> [Problem description]
From the material below, list every line containing "voting".

> [Data excerpts]
╔══

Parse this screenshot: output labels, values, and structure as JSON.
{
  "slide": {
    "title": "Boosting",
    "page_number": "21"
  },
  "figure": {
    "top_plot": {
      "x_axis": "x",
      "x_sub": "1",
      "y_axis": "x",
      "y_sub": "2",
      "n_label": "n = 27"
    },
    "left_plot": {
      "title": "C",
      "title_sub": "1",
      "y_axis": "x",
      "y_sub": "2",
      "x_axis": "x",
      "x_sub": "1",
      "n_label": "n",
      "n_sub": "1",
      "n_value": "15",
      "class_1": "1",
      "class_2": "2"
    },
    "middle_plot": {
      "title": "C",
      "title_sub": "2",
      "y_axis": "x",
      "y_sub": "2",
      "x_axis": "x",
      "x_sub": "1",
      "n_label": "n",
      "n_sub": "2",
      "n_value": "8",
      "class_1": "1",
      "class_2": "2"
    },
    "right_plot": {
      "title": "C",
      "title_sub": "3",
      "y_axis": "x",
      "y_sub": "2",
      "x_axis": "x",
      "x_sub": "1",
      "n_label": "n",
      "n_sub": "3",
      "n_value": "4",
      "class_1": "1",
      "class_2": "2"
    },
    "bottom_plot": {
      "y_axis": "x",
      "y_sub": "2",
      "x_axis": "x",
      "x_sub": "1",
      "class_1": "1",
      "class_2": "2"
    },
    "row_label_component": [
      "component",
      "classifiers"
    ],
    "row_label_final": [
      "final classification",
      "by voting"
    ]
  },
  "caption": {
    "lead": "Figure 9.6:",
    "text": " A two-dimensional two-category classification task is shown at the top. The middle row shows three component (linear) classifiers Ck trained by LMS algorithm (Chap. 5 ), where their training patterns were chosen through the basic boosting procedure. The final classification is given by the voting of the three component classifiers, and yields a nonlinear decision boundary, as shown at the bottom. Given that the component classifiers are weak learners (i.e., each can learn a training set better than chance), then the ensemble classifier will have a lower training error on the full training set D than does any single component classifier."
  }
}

╚══

> [Response to this exercise]
      "by voting"
    "text": " A two-dimensional two-category classification task is shown at the top. The middle row shows three component (linear) classifiers Ck trained by LMS algorithm (Chap. 5 ), where their training patterns were chosen through the basic boosting procedure. The final classification is given by the voting of the three component classifiers, and yields a nonlinear decision boundary, as shown at the bottom. Given that the component classifiers are weak learners (i.e., each can learn a training set better than chance), then the ensemble classifier will have a lower training error on the full training set D than does any single component classifier."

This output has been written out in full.